Required work: From the entries below, count every line that contains the word "Japanese". Please give the number and nothing else.

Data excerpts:
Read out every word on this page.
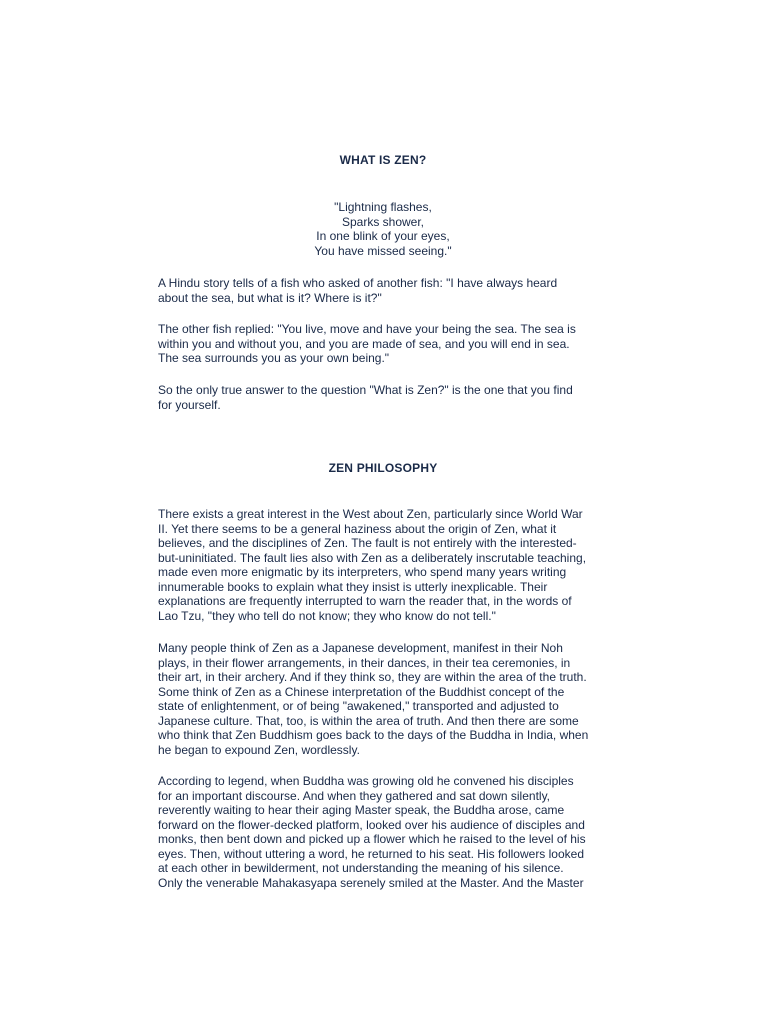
WHAT IS ZEN?
"Lightning flashes,
Sparks shower,
In one blink of your eyes,
You have missed seeing."

A Hindu story tells of a fish who asked of another fish: "I have always heard
about the sea, but what is it? Where is it?"

The other fish replied: "You live, move and have your being the sea. The sea is
within you and without you, and you are made of sea, and you will end in sea.
The sea surrounds you as your own being."

So the only true answer to the question "What is Zen?" is the one that you find
for yourself.

ZEN PHILOSOPHY

There exists a great interest in the West about Zen, particularly since World War
II. Yet there seems to be a general haziness about the origin of Zen, what it
believes, and the disciplines of Zen. The fault is not entirely with the interested-
but-uninitiated. The fault lies also with Zen as a deliberately inscrutable teaching,
made even more enigmatic by its interpreters, who spend many years writing
innumerable books to explain what they insist is utterly inexplicable. Their
explanations are frequently interrupted to warn the reader that, in the words of
Lao Tzu, "they who tell do not know; they who know do not tell."

Many people think of Zen as a Japanese development, manifest in their Noh
plays, in their flower arrangements, in their dances, in their tea ceremonies, in
their art, in their archery. And if they think so, they are within the area of the truth.
Some think of Zen as a Chinese interpretation of the Buddhist concept of the
state of enlightenment, or of being "awakened," transported and adjusted to
Japanese culture. That, too, is within the area of truth. And then there are some
who think that Zen Buddhism goes back to the days of the Buddha in India, when
he began to expound Zen, wordlessly.

According to legend, when Buddha was growing old he convened his disciples
for an important discourse. And when they gathered and sat down silently,
reverently waiting to hear their aging Master speak, the Buddha arose, came
forward on the flower-decked platform, looked over his audience of disciples and
monks, then bent down and picked up a flower which he raised to the level of his
eyes. Then, without uttering a word, he returned to his seat. His followers looked
at each other in bewilderment, not understanding the meaning of his silence.
Only the venerable Mahakasyapa serenely smiled at the Master. And the Master
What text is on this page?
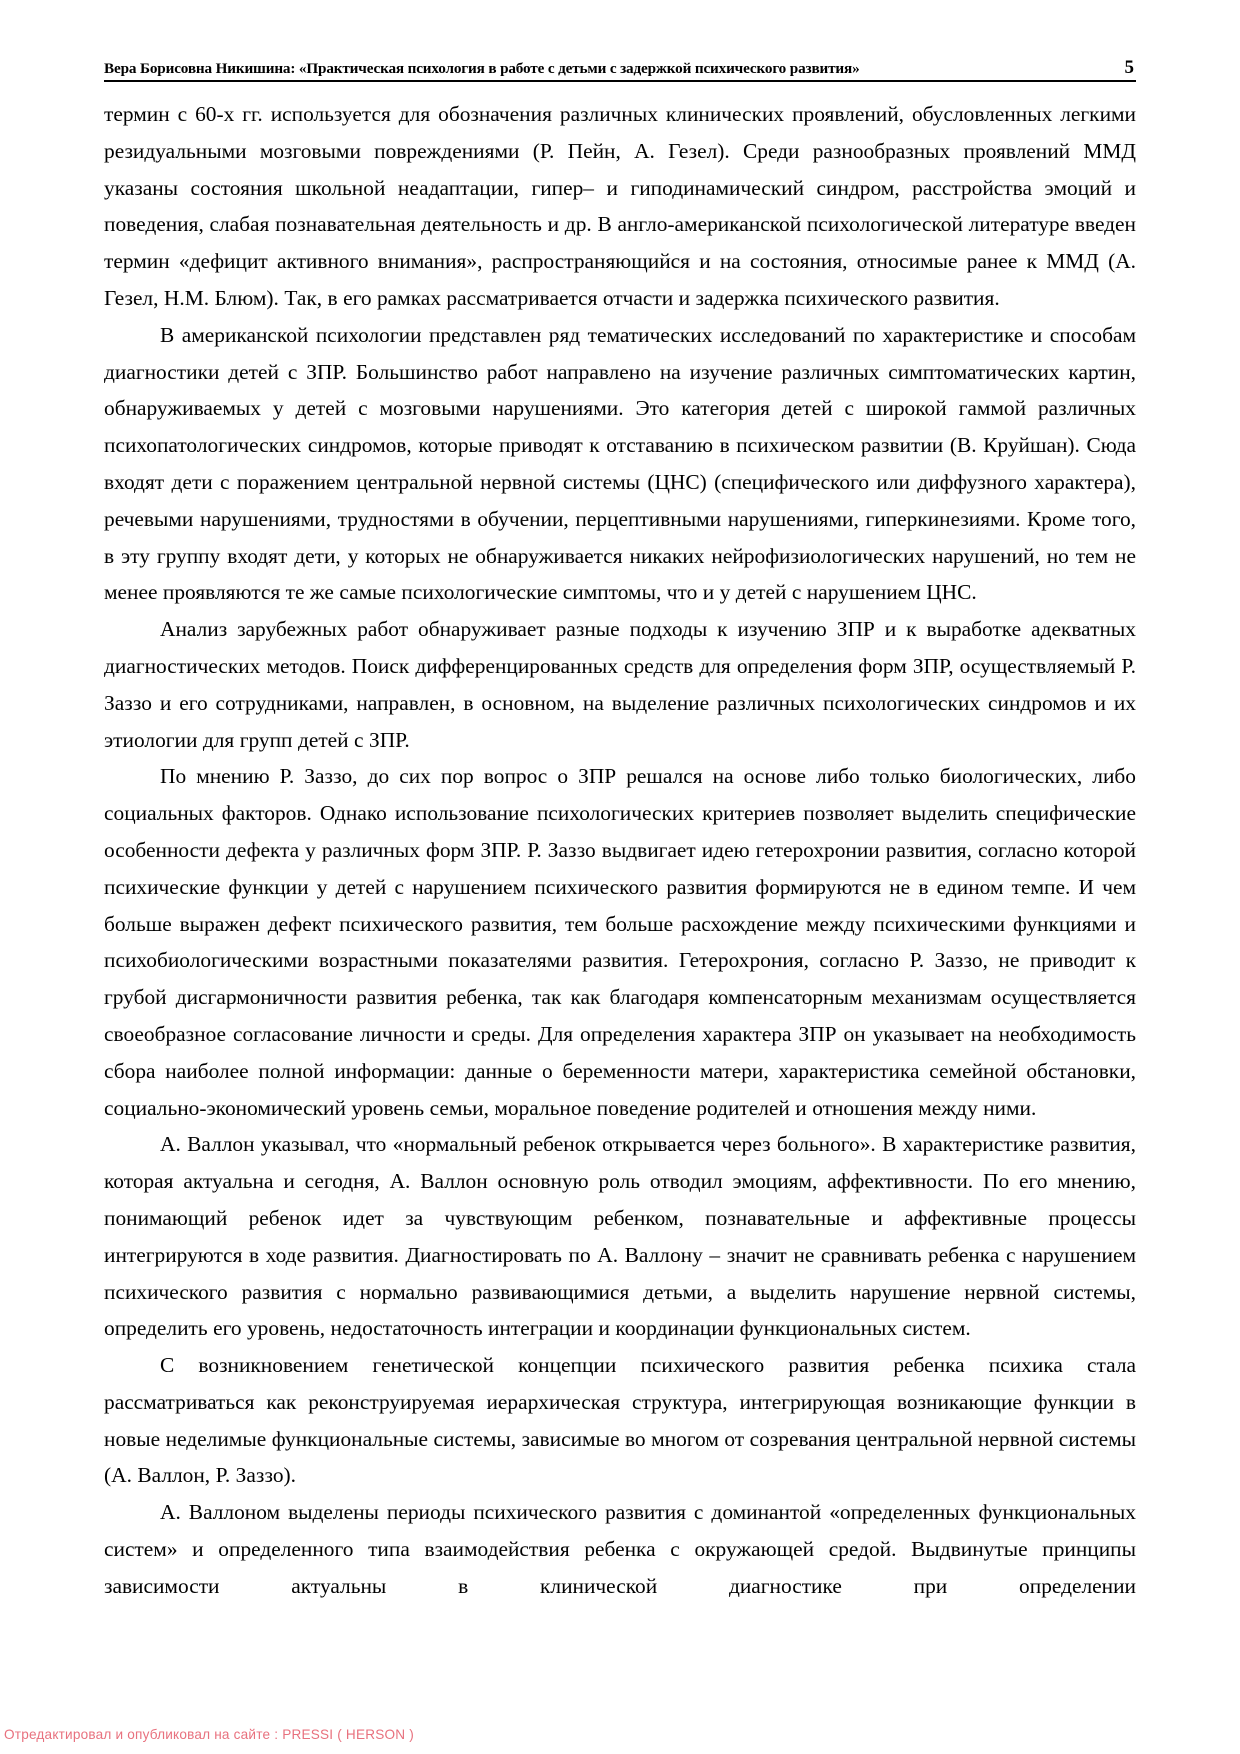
Вера Борисовна Никишина: «Практическая психология в работе с детьми с задержкой психического развития»	5

термин с 60-х гг. используется для обозначения различных клинических проявлений, обусловленных легкими резидуальными мозговыми повреждениями (Р. Пейн, А. Гезел). Среди разнообразных проявлений ММД указаны состояния школьной неадаптации, гипер– и гиподинамический синдром, расстройства эмоций и поведения, слабая познавательная деятельность и др. В англо-американской психологической литературе введен термин «дефицит активного внимания», распространяющийся и на состояния, относимые ранее к ММД (А. Гезел, Н.М. Блюм). Так, в его рамках рассматривается отчасти и задержка психического развития.

В американской психологии представлен ряд тематических исследований по характеристике и способам диагностики детей с ЗПР. Большинство работ направлено на изучение различных симптоматических картин, обнаруживаемых у детей с мозговыми нарушениями. Это категория детей с широкой гаммой различных психопатологических синдромов, которые приводят к отставанию в психическом развитии (В. Круйшан). Сюда входят дети с поражением центральной нервной системы (ЦНС) (специфического или диффузного характера), речевыми нарушениями, трудностями в обучении, перцептивными нарушениями, гиперкинезиями. Кроме того, в эту группу входят дети, у которых не обнаруживается никаких нейрофизиологических нарушений, но тем не менее проявляются те же самые психологические симптомы, что и у детей с нарушением ЦНС.

Анализ зарубежных работ обнаруживает разные подходы к изучению ЗПР и к выработке адекватных диагностических методов. Поиск дифференцированных средств для определения форм ЗПР, осуществляемый Р. Заззо и его сотрудниками, направлен, в основном, на выделение различных психологических синдромов и их этиологии для групп детей с ЗПР.

По мнению Р. Заззо, до сих пор вопрос о ЗПР решался на основе либо только биологических, либо социальных факторов. Однако использование психологических критериев позволяет выделить специфические особенности дефекта у различных форм ЗПР. Р. Заззо выдвигает идею гетерохронии развития, согласно которой психические функции у детей с нарушением психического развития формируются не в едином темпе. И чем больше выражен дефект психического развития, тем больше расхождение между психическими функциями и психобиологическими возрастными показателями развития. Гетерохрония, согласно Р. Заззо, не приводит к грубой дисгармоничности развития ребенка, так как благодаря компенсаторным механизмам осуществляется своеобразное согласование личности и среды. Для определения характера ЗПР он указывает на необходимость сбора наиболее полной информации: данные о беременности матери, характеристика семейной обстановки, социально-экономический уровень семьи, моральное поведение родителей и отношения между ними.

А. Валлон указывал, что «нормальный ребенок открывается через больного». В характеристике развития, которая актуальна и сегодня, А. Валлон основную роль отводил эмоциям, аффективности. По его мнению, понимающий ребенок идет за чувствующим ребенком, познавательные и аффективные процессы интегрируются в ходе развития. Диагностировать по А. Валлону – значит не сравнивать ребенка с нарушением психического развития с нормально развивающимися детьми, а выделить нарушение нервной системы, определить его уровень, недостаточность интеграции и координации функциональных систем.

С возникновением генетической концепции психического развития ребенка психика стала рассматриваться как реконструируемая иерархическая структура, интегрирующая возникающие функции в новые неделимые функциональные системы, зависимые во многом от созревания центральной нервной системы (А. Валлон, Р. Заззо).

А. Валлоном выделены периоды психического развития с доминантой «определенных функциональных систем» и определенного типа взаимодействия ребенка с окружающей средой. Выдвинутые принципы зависимости актуальны в клинической диагностике при определении

Отредактировал и опубликовал на сайте : PRESSI ( HERSON )
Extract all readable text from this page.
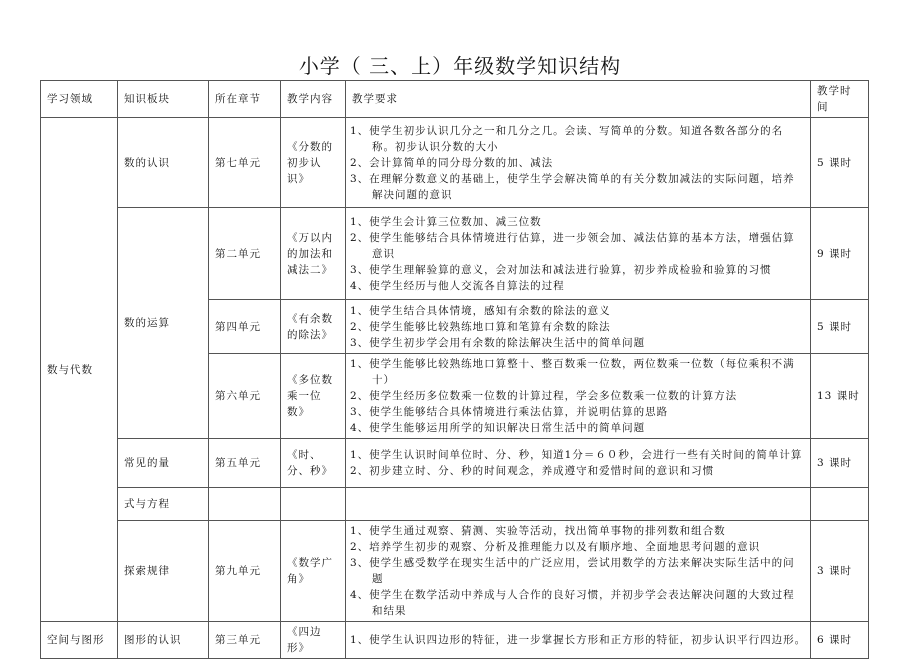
小学（ 三、上）年级数学知识结构
学习领域	知识板块	所在章节	教学内容	教学要求	教学时间
数与代数	数的认识	第七单元	《分数的初步认识》	1、使学生初步认识几分之一和几分之几。会读、写简单的分数。知道各数各部分的名称。初步认识分数的大小
2、会计算简单的同分母分数的加、减法
3、在理解分数意义的基础上，使学生学会解决简单的有关分数加减法的实际问题，培养解决问题的意识	5 课时
	数的运算	第二单元	《万以内的加法和减法二》	1、使学生会计算三位数加、减三位数
2、使学生能够结合具体情境进行估算，进一步领会加、减法估算的基本方法，增强估算意识
3、使学生理解验算的意义，会对加法和减法进行验算，初步养成检验和验算的习惯
4、使学生经历与他人交流各自算法的过程	9 课时
		第四单元	《有余数的除法》	1、使学生结合具体情境，感知有余数的除法的意义
2、使学生能够比较熟练地口算和笔算有余数的除法
3、使学生初步学会用有余数的除法解决生活中的简单问题	5 课时
		第六单元	《多位数乘一位数》	1、使学生能够比较熟练地口算整十、整百数乘一位数，两位数乘一位数（每位乘积不满十）
2、使学生经历多位数乘一位数的计算过程，学会多位数乘一位数的计算方法
3、使学生能够结合具体情境进行乘法估算，并说明估算的思路
4、使学生能够运用所学的知识解决日常生活中的简单问题	13 课时
	常见的量	第五单元	《时、分、秒》	1、使学生认识时间单位时、分、秒，知道1分＝６０秒，会进行一些有关时间的简单计算
2、初步建立时、分、秒的时间观念，养成遵守和爱惜时间的意识和习惯	3 课时
	式与方程				
	探索规律	第九单元	《数学广角》	1、使学生通过观察、猜测、实验等活动，找出简单事物的排列数和组合数
2、培养学生初步的观察、分析及推理能力以及有顺序地、全面地思考问题的意识
3、使学生感受数学在现实生活中的广泛应用，尝试用数学的方法来解决实际生活中的问题
4、使学生在数学活动中养成与人合作的良好习惯，并初步学会表达解决问题的大致过程和结果	3 课时
空间与图形	图形的认识	第三单元	《四边形》	1、使学生认识四边形的特征，进一步掌握长方形和正方形的特征，初步认识平行四边形。	6 课时
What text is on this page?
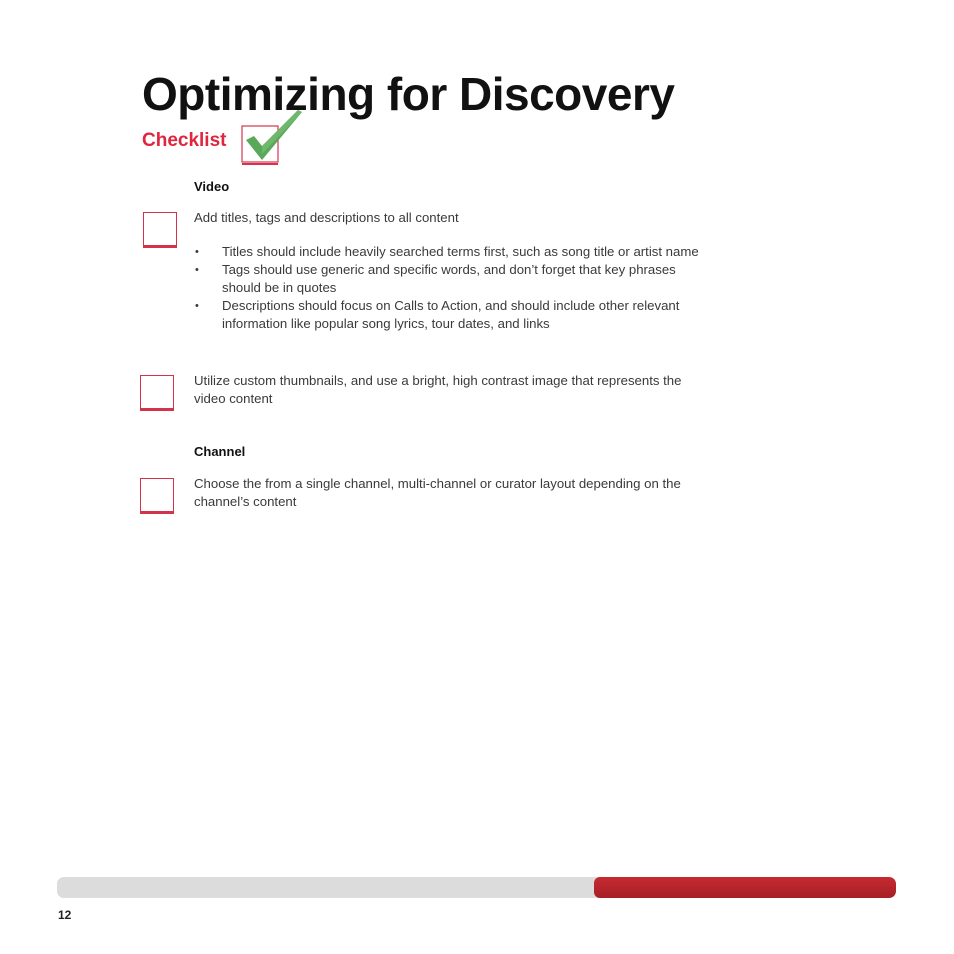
Optimizing for Discovery
Checklist
Video
Add titles, tags and descriptions to all content
• Titles should include heavily searched terms first, such as song title or artist name
• Tags should use generic and specific words, and don’t forget that key phrases should be in quotes
• Descriptions should focus on Calls to Action, and should include other relevant information like popular song lyrics, tour dates, and links
Utilize custom thumbnails, and use a bright, high contrast image that represents the video content
Channel
Choose the from a single channel, multi-channel or curator layout depending on the channel’s content
12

Problem solution: 2